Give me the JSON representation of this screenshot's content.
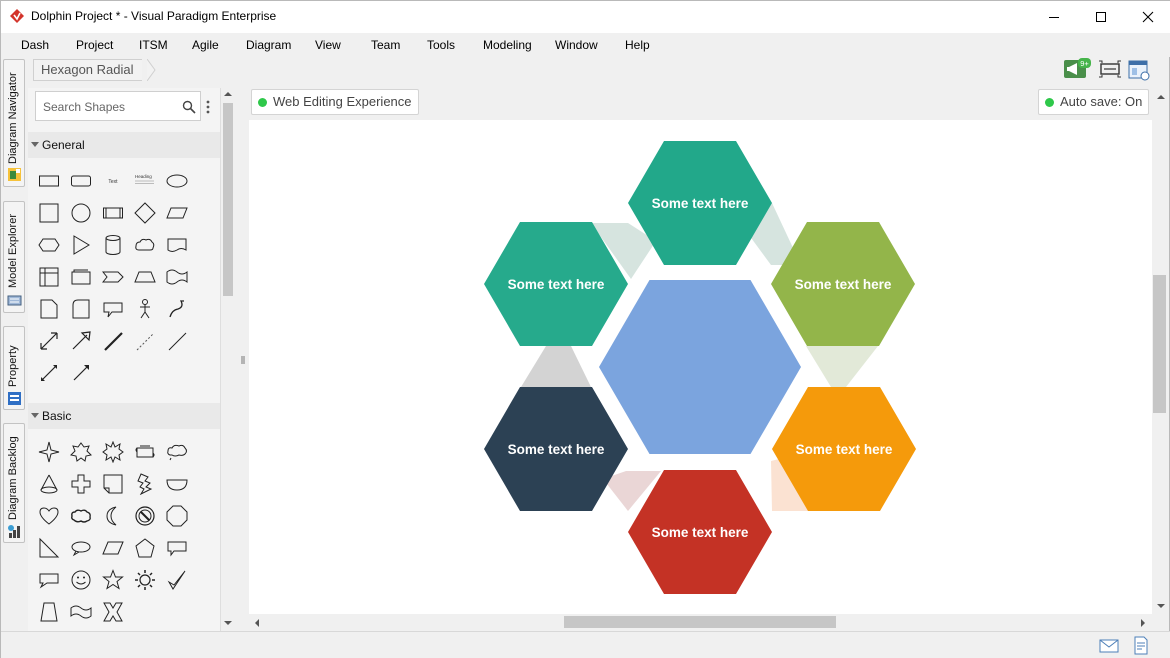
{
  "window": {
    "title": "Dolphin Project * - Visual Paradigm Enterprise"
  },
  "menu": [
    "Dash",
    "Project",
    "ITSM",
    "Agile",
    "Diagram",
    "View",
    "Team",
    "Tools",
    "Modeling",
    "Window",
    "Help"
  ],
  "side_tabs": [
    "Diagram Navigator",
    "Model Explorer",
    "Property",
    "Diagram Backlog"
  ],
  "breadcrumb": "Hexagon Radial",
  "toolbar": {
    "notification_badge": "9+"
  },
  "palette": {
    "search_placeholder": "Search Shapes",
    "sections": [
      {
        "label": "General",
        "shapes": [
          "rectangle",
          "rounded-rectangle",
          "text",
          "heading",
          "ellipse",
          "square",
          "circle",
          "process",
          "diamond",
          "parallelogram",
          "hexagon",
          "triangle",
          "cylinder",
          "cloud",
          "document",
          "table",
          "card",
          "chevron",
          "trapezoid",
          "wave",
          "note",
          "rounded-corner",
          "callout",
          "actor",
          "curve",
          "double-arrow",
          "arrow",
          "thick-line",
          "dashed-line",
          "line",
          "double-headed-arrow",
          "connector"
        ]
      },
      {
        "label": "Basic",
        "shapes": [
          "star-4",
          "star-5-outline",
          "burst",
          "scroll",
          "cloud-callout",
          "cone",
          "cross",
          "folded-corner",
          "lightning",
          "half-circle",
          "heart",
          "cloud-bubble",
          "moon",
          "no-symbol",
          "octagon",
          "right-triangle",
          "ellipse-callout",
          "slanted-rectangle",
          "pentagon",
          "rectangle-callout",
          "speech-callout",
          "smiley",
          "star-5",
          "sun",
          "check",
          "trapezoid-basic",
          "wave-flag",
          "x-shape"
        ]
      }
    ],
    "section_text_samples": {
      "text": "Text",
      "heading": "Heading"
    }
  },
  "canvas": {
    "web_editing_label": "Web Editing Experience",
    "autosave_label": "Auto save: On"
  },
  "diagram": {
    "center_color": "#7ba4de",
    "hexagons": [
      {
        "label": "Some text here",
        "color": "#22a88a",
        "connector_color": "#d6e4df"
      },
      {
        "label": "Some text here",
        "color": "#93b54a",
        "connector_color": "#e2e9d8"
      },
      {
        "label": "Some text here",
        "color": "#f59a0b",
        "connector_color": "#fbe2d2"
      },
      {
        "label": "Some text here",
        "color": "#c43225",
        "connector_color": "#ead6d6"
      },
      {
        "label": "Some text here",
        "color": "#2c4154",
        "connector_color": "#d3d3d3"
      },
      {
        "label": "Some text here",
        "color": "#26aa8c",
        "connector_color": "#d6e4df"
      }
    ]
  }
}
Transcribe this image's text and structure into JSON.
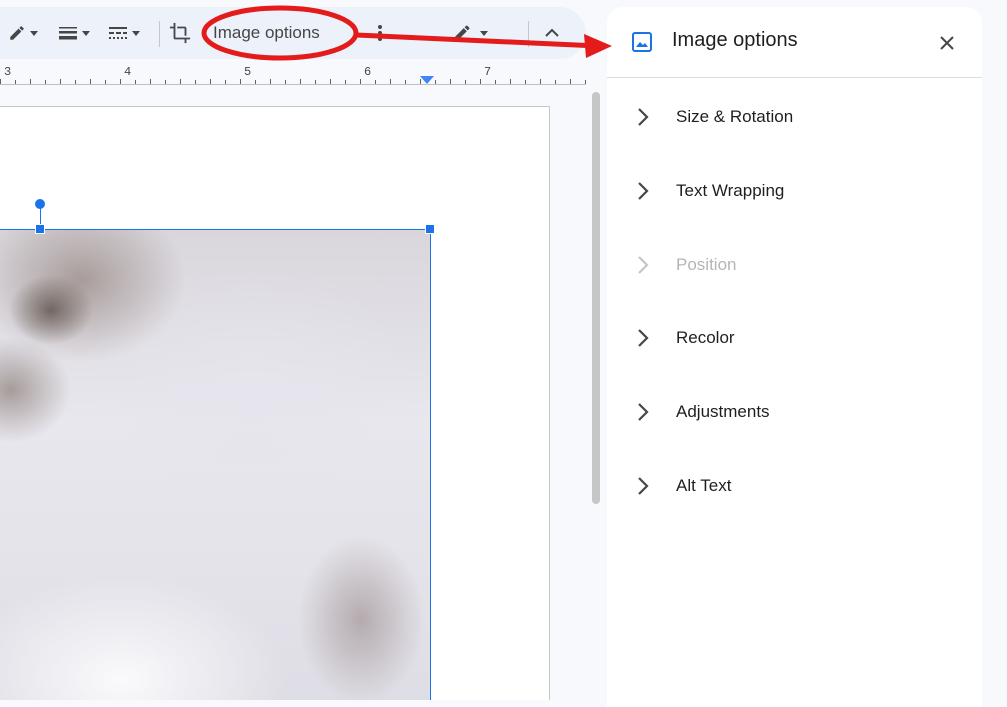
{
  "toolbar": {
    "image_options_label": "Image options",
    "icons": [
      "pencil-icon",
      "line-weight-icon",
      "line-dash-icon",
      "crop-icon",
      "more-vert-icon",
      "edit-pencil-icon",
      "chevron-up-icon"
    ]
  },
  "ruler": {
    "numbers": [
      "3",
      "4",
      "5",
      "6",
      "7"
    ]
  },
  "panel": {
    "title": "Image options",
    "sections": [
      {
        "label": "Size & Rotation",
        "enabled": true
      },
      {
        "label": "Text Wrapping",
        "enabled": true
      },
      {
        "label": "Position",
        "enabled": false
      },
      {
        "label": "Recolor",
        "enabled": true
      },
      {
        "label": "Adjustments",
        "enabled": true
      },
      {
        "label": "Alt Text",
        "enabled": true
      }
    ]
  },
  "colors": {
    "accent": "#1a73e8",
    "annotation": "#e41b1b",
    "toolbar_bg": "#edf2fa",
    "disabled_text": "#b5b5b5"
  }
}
--
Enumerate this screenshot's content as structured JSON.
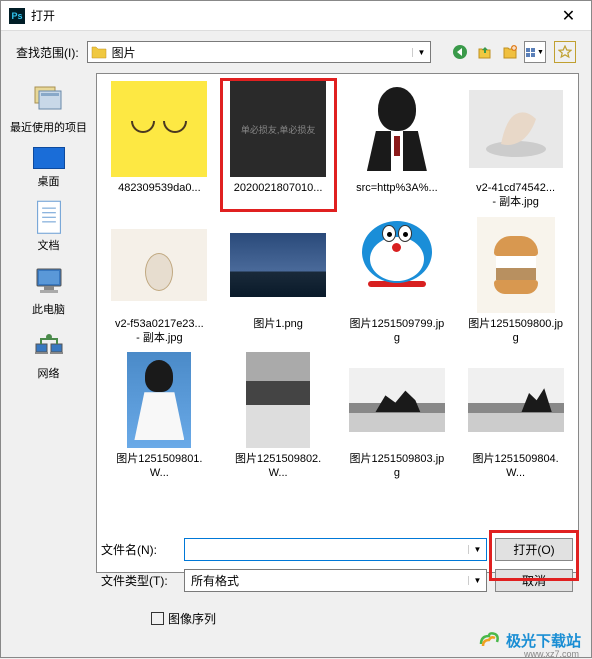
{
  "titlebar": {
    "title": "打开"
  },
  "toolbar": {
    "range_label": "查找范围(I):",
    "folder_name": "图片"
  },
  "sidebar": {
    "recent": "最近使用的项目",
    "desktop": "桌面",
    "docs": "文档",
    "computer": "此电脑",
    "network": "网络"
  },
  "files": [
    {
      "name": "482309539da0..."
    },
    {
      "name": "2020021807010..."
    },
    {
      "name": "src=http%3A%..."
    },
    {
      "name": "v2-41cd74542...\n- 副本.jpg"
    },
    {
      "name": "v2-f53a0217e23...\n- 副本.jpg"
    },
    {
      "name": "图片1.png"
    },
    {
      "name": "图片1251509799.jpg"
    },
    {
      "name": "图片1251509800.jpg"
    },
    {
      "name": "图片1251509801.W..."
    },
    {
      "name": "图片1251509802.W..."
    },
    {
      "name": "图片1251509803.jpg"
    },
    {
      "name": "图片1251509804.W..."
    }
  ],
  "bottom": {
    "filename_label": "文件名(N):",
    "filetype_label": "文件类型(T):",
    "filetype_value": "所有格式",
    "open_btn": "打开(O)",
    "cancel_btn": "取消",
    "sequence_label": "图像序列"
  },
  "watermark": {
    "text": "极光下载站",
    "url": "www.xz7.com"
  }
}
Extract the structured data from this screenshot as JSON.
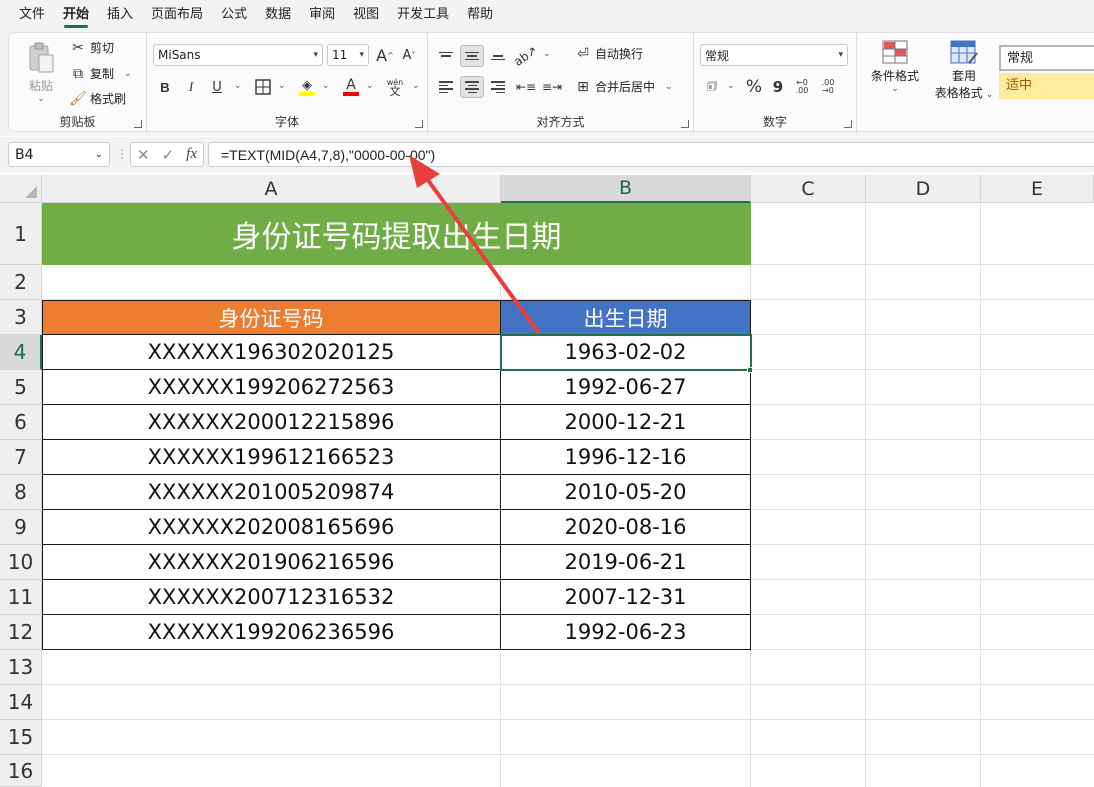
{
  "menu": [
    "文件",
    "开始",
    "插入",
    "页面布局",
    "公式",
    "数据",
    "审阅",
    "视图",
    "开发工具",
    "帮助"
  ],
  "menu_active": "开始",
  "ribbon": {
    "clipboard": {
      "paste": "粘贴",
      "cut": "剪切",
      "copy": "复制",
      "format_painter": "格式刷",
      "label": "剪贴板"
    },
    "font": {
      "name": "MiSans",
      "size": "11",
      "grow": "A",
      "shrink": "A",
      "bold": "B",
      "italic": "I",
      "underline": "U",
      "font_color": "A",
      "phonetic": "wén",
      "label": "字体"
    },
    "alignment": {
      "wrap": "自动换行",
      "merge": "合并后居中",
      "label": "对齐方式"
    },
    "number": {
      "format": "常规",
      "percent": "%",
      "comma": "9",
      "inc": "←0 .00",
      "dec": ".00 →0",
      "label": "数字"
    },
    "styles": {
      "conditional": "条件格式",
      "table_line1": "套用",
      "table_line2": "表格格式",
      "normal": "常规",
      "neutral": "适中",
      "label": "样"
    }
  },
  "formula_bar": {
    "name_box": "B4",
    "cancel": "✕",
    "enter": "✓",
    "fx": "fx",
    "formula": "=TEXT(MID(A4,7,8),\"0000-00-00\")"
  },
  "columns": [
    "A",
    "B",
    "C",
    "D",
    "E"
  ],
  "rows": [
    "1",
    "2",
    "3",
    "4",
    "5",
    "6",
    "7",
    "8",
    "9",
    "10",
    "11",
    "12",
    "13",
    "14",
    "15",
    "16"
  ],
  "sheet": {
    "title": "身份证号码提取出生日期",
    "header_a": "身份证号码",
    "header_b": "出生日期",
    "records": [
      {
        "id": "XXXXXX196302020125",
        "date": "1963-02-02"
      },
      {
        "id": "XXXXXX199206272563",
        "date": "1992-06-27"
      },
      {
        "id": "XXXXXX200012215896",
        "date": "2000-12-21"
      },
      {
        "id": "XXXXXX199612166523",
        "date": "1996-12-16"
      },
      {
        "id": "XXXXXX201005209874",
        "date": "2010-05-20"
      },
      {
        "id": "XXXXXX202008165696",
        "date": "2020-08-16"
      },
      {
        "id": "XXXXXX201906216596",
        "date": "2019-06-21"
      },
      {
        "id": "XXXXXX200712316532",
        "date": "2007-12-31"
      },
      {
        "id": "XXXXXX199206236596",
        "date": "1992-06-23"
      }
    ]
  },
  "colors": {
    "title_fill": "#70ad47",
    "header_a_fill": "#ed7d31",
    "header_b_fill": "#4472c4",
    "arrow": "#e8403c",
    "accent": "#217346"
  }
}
...
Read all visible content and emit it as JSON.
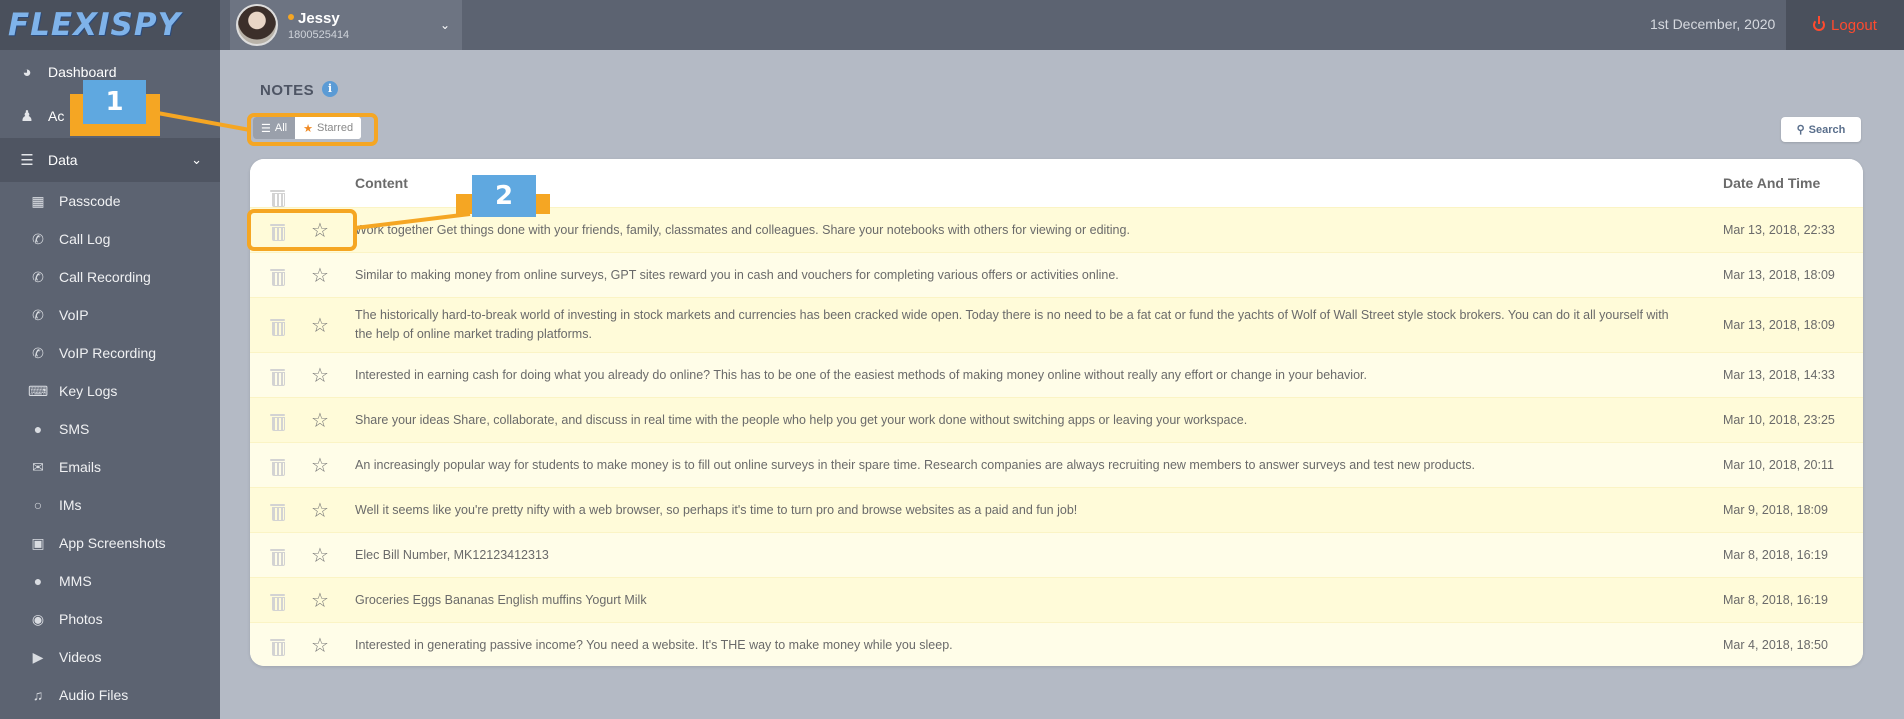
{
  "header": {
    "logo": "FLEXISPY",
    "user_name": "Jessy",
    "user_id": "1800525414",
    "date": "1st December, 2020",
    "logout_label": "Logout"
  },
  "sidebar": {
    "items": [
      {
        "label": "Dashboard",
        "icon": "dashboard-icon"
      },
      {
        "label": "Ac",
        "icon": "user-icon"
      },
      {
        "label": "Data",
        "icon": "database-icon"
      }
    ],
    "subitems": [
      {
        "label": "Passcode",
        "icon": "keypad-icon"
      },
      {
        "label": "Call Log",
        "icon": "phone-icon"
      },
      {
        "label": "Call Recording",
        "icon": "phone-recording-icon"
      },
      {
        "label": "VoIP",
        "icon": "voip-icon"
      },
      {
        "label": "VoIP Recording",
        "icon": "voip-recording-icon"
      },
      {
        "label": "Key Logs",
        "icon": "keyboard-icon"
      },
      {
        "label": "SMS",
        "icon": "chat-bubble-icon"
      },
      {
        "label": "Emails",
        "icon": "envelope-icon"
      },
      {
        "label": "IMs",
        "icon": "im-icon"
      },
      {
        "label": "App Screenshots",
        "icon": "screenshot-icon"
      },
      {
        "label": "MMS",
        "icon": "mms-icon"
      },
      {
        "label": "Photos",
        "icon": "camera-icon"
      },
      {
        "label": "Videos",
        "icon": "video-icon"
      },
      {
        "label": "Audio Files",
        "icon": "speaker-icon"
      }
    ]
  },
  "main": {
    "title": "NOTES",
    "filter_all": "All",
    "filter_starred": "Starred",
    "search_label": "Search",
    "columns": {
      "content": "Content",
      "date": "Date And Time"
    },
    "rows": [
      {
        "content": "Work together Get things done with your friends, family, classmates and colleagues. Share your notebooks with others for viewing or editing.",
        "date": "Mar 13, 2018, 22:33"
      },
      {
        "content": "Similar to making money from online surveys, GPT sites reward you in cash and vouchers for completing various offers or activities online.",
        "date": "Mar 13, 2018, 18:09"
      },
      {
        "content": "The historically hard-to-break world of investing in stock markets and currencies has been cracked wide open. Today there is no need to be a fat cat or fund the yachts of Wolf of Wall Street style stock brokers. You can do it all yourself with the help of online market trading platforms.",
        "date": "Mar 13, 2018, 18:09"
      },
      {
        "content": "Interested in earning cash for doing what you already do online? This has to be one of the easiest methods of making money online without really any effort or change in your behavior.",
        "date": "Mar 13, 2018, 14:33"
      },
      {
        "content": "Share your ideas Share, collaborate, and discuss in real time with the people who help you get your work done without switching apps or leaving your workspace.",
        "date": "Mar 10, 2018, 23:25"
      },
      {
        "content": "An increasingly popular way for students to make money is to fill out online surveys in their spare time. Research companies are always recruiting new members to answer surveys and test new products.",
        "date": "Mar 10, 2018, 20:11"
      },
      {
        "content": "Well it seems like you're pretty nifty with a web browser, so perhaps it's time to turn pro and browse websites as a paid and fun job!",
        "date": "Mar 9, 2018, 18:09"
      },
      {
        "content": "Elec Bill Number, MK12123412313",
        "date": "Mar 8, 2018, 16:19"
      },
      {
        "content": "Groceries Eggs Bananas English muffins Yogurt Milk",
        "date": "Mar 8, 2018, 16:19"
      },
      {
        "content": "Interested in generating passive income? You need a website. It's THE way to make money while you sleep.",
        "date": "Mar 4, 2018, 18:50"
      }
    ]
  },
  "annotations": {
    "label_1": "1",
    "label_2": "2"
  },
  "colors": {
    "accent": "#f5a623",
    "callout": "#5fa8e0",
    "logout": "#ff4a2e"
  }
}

Task objective: Write out every line of the data that holds the word "rectangle".

Solution for this problem:
          "rectangle",
          "rounded-rectangle",
          "slanted-rectangle",
          "rectangle-callout",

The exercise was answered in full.